=== TASK TO CARRY OUT ===
Go through the records and show each line where the word "Capacity" occurs.

Rows from a figure dataset:
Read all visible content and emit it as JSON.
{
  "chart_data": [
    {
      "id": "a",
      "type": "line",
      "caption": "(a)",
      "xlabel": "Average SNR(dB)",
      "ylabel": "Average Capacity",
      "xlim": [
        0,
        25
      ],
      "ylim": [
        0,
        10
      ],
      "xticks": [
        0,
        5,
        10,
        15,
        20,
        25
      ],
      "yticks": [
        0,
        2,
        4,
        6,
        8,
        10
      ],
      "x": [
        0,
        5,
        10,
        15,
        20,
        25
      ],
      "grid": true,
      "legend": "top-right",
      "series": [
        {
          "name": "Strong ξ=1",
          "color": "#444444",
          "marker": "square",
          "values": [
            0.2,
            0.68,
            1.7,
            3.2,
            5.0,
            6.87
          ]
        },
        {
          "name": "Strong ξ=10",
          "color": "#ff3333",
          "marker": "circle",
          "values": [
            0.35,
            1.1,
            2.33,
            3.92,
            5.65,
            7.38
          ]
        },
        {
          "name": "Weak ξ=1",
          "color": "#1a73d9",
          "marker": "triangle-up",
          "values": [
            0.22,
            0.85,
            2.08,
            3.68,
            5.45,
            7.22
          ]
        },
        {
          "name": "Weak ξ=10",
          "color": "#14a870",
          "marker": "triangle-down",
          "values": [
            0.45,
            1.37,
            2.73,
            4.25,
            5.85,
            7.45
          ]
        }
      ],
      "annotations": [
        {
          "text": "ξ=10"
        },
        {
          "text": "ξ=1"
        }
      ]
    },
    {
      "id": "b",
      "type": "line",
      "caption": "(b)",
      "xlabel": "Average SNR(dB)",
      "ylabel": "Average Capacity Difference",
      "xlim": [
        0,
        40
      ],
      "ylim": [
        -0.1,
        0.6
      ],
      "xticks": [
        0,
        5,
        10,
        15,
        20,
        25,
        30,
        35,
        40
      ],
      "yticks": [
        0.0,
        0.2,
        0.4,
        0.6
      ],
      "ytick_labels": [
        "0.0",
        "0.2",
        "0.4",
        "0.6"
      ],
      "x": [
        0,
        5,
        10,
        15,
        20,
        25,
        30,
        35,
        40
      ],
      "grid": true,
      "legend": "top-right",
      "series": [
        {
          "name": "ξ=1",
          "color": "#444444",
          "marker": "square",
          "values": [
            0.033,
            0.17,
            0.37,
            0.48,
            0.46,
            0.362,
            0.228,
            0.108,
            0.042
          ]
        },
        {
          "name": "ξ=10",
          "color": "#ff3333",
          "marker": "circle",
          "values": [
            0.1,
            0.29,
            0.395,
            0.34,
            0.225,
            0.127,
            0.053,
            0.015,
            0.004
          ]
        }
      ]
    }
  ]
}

=== RESULT FOR THIS EXERCISE ===
      "ylabel": "Average Capacity",
      "ylabel": "Average Capacity Difference",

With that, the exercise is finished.